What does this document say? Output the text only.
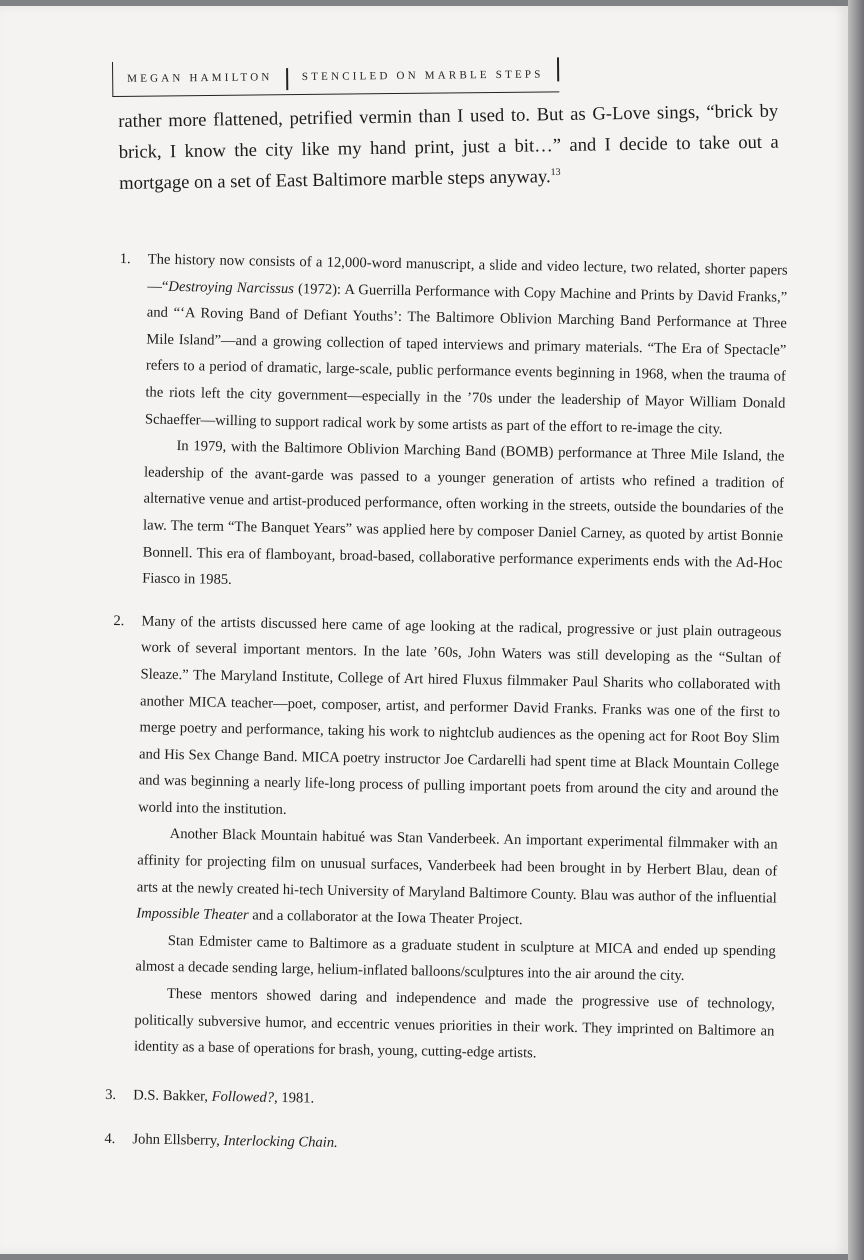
MEGAN HAMILTON	STENCILED ON MARBLE STEPS

rather more flattened, petrified vermin than I used to. But as G-Love sings, “brick by brick, I know the city like my hand print, just a bit…” and I decide to take out a mortgage on a set of East Baltimore marble steps anyway.$^{13}$

1. The history now consists of a 12,000-word manuscript, a slide and video lecture, two related, shorter papers—“Destroying Narcissus (1972): A Guerrilla Performance with Copy Machine and Prints by David Franks,” and “‘A Roving Band of Defiant Youths’: The Baltimore Oblivion Marching Band Performance at Three Mile Island”—and a growing collection of taped interviews and primary materials. “The Era of Spectacle” refers to a period of dramatic, large-scale, public performance events beginning in 1968, when the trauma of the riots left the city government—especially in the ’70s under the leadership of Mayor William Donald Schaeffer—willing to support radical work by some artists as part of the effort to re-image the city.

In 1979, with the Baltimore Oblivion Marching Band (BOMB) performance at Three Mile Island, the leadership of the avant-garde was passed to a younger generation of artists who refined a tradition of alternative venue and artist-produced performance, often working in the streets, outside the boundaries of the law. The term “The Banquet Years” was applied here by composer Daniel Carney, as quoted by artist Bonnie Bonnell. This era of flamboyant, broad-based, collaborative performance experiments ends with the Ad-Hoc Fiasco in 1985.

2. Many of the artists discussed here came of age looking at the radical, progressive or just plain outrageous work of several important mentors. In the late ’60s, John Waters was still developing as the “Sultan of Sleaze.” The Maryland Institute, College of Art hired Fluxus filmmaker Paul Sharits who collaborated with another MICA teacher—poet, composer, artist, and performer David Franks. Franks was one of the first to merge poetry and performance, taking his work to nightclub audiences as the opening act for Root Boy Slim and His Sex Change Band. MICA poetry instructor Joe Cardarelli had spent time at Black Mountain College and was beginning a nearly life-long process of pulling important poets from around the city and around the world into the institution.

Another Black Mountain habitué was Stan Vanderbeek. An important experimental filmmaker with an affinity for projecting film on unusual surfaces, Vanderbeek had been brought in by Herbert Blau, dean of arts at the newly created hi-tech University of Maryland Baltimore County. Blau was author of the influential Impossible Theater and a collaborator at the Iowa Theater Project.

Stan Edmister came to Baltimore as a graduate student in sculpture at MICA and ended up spending almost a decade sending large, helium-inflated balloons/sculptures into the air around the city.

These mentors showed daring and independence and made the progressive use of technology, politically subversive humor, and eccentric venues priorities in their work. They imprinted on Baltimore an identity as a base of operations for brash, young, cutting-edge artists.

3. D.S. Bakker, Followed?, 1981.

4. John Ellsberry, Interlocking Chain.
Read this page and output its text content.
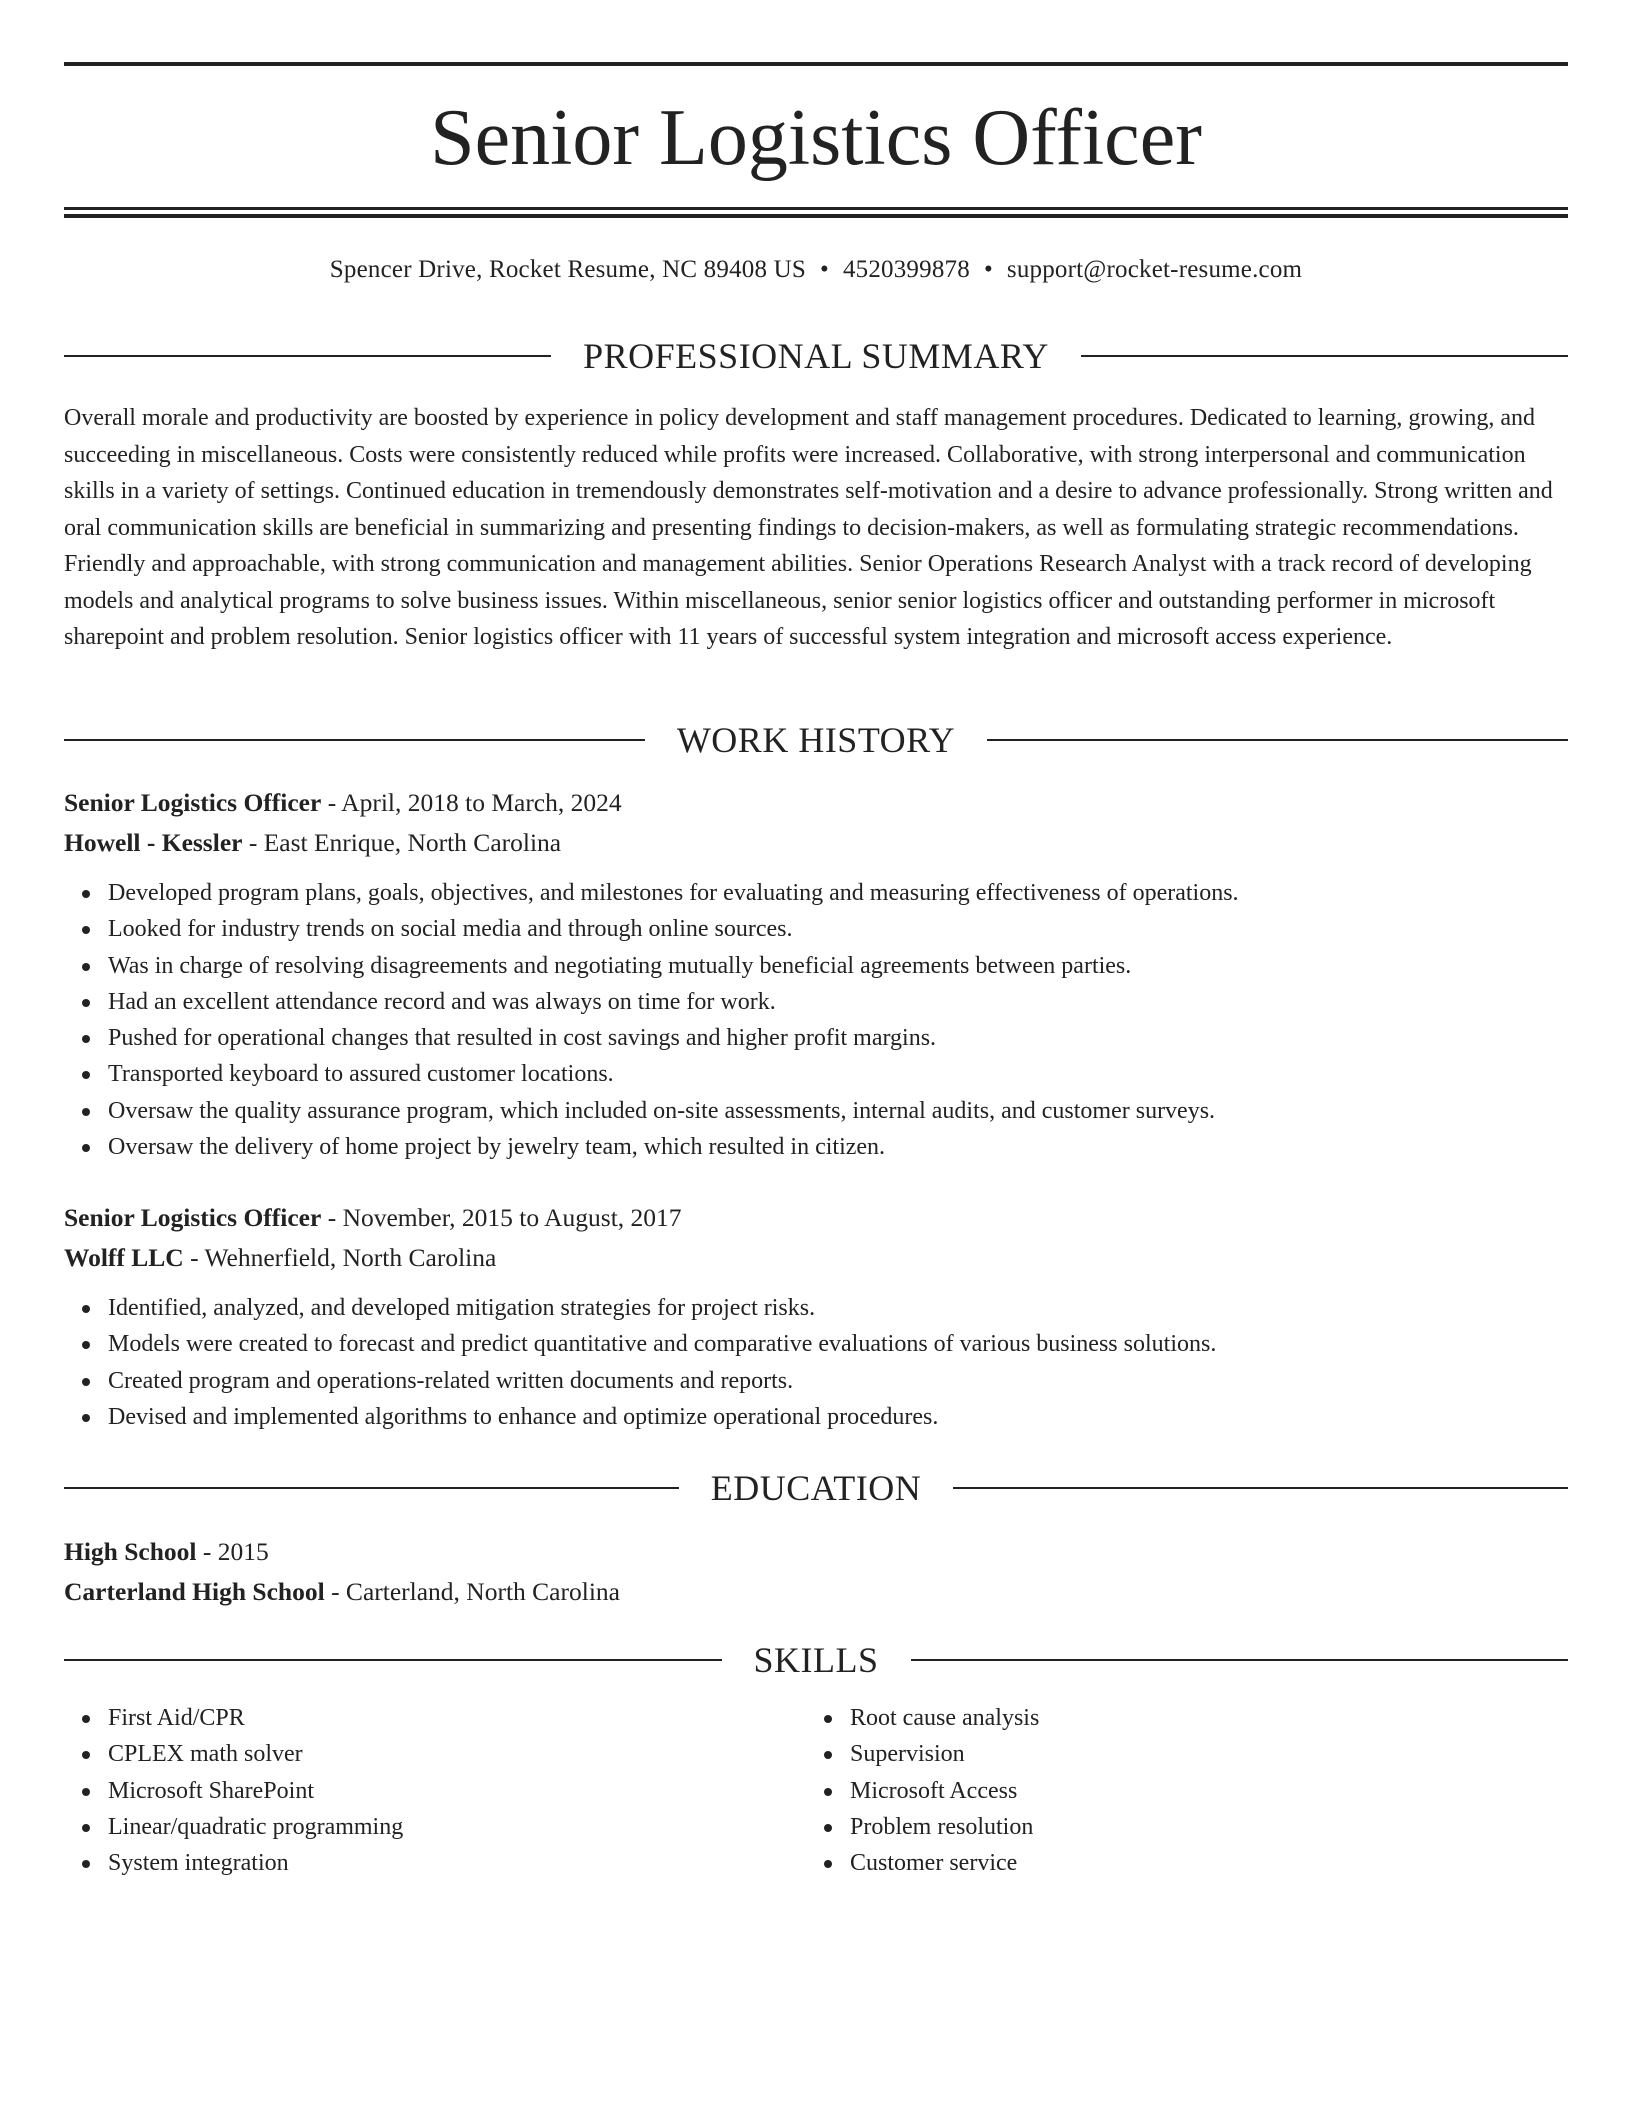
Senior Logistics Officer
Spencer Drive, Rocket Resume, NC 89408 US • 4520399878 • support@rocket-resume.com
PROFESSIONAL SUMMARY

Overall morale and productivity are boosted by experience in policy development and staff management procedures. Dedicated to learning, growing, and succeeding in miscellaneous. Costs were consistently reduced while profits were increased. Collaborative, with strong interpersonal and communication skills in a variety of settings. Continued education in tremendously demonstrates self-motivation and a desire to advance professionally. Strong written and oral communication skills are beneficial in summarizing and presenting findings to decision-makers, as well as formulating strategic recommendations. Friendly and approachable, with strong communication and management abilities. Senior Operations Research Analyst with a track record of developing models and analytical programs to solve business issues. Within miscellaneous, senior senior logistics officer and outstanding performer in microsoft sharepoint and problem resolution. Senior logistics officer with 11 years of successful system integration and microsoft access experience.

WORK HISTORY

Senior Logistics Officer - April, 2018 to March, 2024

Howell - Kessler - East Enrique, North Carolina

Developed program plans, goals, objectives, and milestones for evaluating and measuring effectiveness of operations.
Looked for industry trends on social media and through online sources.
Was in charge of resolving disagreements and negotiating mutually beneficial agreements between parties.
Had an excellent attendance record and was always on time for work.
Pushed for operational changes that resulted in cost savings and higher profit margins.
Transported keyboard to assured customer locations.
Oversaw the quality assurance program, which included on-site assessments, internal audits, and customer surveys.
Oversaw the delivery of home project by jewelry team, which resulted in citizen.

Senior Logistics Officer - November, 2015 to August, 2017

Wolff LLC - Wehnerfield, North Carolina

Identified, analyzed, and developed mitigation strategies for project risks.
Models were created to forecast and predict quantitative and comparative evaluations of various business solutions.
Created program and operations-related written documents and reports.
Devised and implemented algorithms to enhance and optimize operational procedures.
EDUCATION

High School - 2015

Carterland High School - Carterland, North Carolina

SKILLS
First Aid/CPR
CPLEX math solver
Microsoft SharePoint
Linear/quadratic programming
System integration
Root cause analysis
Supervision
Microsoft Access
Problem resolution
Customer service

==============================

DO THIS —
Retype the listing exactly. Pictures do not belong in the copy.

THE ANSWER —
What does this document say? Output the text only.
MEGAN HAMILTON	STENCILED ON MARBLE STEPS

rather more flattened, petrified vermin than I used to. But as G-Love sings, “brick by brick, I know the city like my hand print, just a bit…” and I decide to take out a mortgage on a set of East Baltimore marble steps anyway.$^{13}$

1. The history now consists of a 12,000-word manuscript, a slide and video lecture, two related, shorter papers—“Destroying Narcissus (1972): A Guerrilla Performance with Copy Machine and Prints by David Franks,” and “‘A Roving Band of Defiant Youths’: The Baltimore Oblivion Marching Band Performance at Three Mile Island”—and a growing collection of taped interviews and primary materials. “The Era of Spectacle” refers to a period of dramatic, large-scale, public performance events beginning in 1968, when the trauma of the riots left the city government—especially in the ’70s under the leadership of Mayor William Donald Schaeffer—willing to support radical work by some artists as part of the effort to re-image the city.

In 1979, with the Baltimore Oblivion Marching Band (BOMB) performance at Three Mile Island, the leadership of the avant-garde was passed to a younger generation of artists who refined a tradition of alternative venue and artist-produced performance, often working in the streets, outside the boundaries of the law. The term “The Banquet Years” was applied here by composer Daniel Carney, as quoted by artist Bonnie Bonnell. This era of flamboyant, broad-based, collaborative performance experiments ends with the Ad-Hoc Fiasco in 1985.

2. Many of the artists discussed here came of age looking at the radical, progressive or just plain outrageous work of several important mentors. In the late ’60s, John Waters was still developing as the “Sultan of Sleaze.” The Maryland Institute, College of Art hired Fluxus filmmaker Paul Sharits who collaborated with another MICA teacher—poet, composer, artist, and performer David Franks. Franks was one of the first to merge poetry and performance, taking his work to nightclub audiences as the opening act for Root Boy Slim and His Sex Change Band. MICA poetry instructor Joe Cardarelli had spent time at Black Mountain College and was beginning a nearly life-long process of pulling important poets from around the city and around the world into the institution.

Another Black Mountain habitué was Stan Vanderbeek. An important experimental filmmaker with an affinity for projecting film on unusual surfaces, Vanderbeek had been brought in by Herbert Blau, dean of arts at the newly created hi-tech University of Maryland Baltimore County. Blau was author of the influential Impossible Theater and a collaborator at the Iowa Theater Project.

Stan Edmister came to Baltimore as a graduate student in sculpture at MICA and ended up spending almost a decade sending large, helium-inflated balloons/sculptures into the air around the city.

These mentors showed daring and independence and made the progressive use of technology, politically subversive humor, and eccentric venues priorities in their work. They imprinted on Baltimore an identity as a base of operations for brash, young, cutting-edge artists.

3. D.S. Bakker, Followed?, 1981.

4. John Ellsberry, Interlocking Chain.
Read this page and output its text content.
Senior Logistics Officer
Spencer Drive, Rocket Resume, NC 89408 US • 4520399878 • support@rocket-resume.com
PROFESSIONAL SUMMARY

Overall morale and productivity are boosted by experience in policy development and staff management procedures. Dedicated to learning, growing, and succeeding in miscellaneous. Costs were consistently reduced while profits were increased. Collaborative, with strong interpersonal and communication skills in a variety of settings. Continued education in tremendously demonstrates self-motivation and a desire to advance professionally. Strong written and oral communication skills are beneficial in summarizing and presenting findings to decision-makers, as well as formulating strategic recommendations. Friendly and approachable, with strong communication and management abilities. Senior Operations Research Analyst with a track record of developing models and analytical programs to solve business issues. Within miscellaneous, senior senior logistics officer and outstanding performer in microsoft sharepoint and problem resolution. Senior logistics officer with 11 years of successful system integration and microsoft access experience.

WORK HISTORY

Senior Logistics Officer - April, 2018 to March, 2024

Howell - Kessler - East Enrique, North Carolina

Developed program plans, goals, objectives, and milestones for evaluating and measuring effectiveness of operations.
Looked for industry trends on social media and through online sources.
Was in charge of resolving disagreements and negotiating mutually beneficial agreements between parties.
Had an excellent attendance record and was always on time for work.
Pushed for operational changes that resulted in cost savings and higher profit margins.
Transported keyboard to assured customer locations.
Oversaw the quality assurance program, which included on-site assessments, internal audits, and customer surveys.
Oversaw the delivery of home project by jewelry team, which resulted in citizen.

Senior Logistics Officer - November, 2015 to August, 2017

Wolff LLC - Wehnerfield, North Carolina

Identified, analyzed, and developed mitigation strategies for project risks.
Models were created to forecast and predict quantitative and comparative evaluations of various business solutions.
Created program and operations-related written documents and reports.
Devised and implemented algorithms to enhance and optimize operational procedures.
EDUCATION

High School - 2015

Carterland High School - Carterland, North Carolina

SKILLS
First Aid/CPR
CPLEX math solver
Microsoft SharePoint
Linear/quadratic programming
System integration
Root cause analysis
Supervision
Microsoft Access
Problem resolution
Customer service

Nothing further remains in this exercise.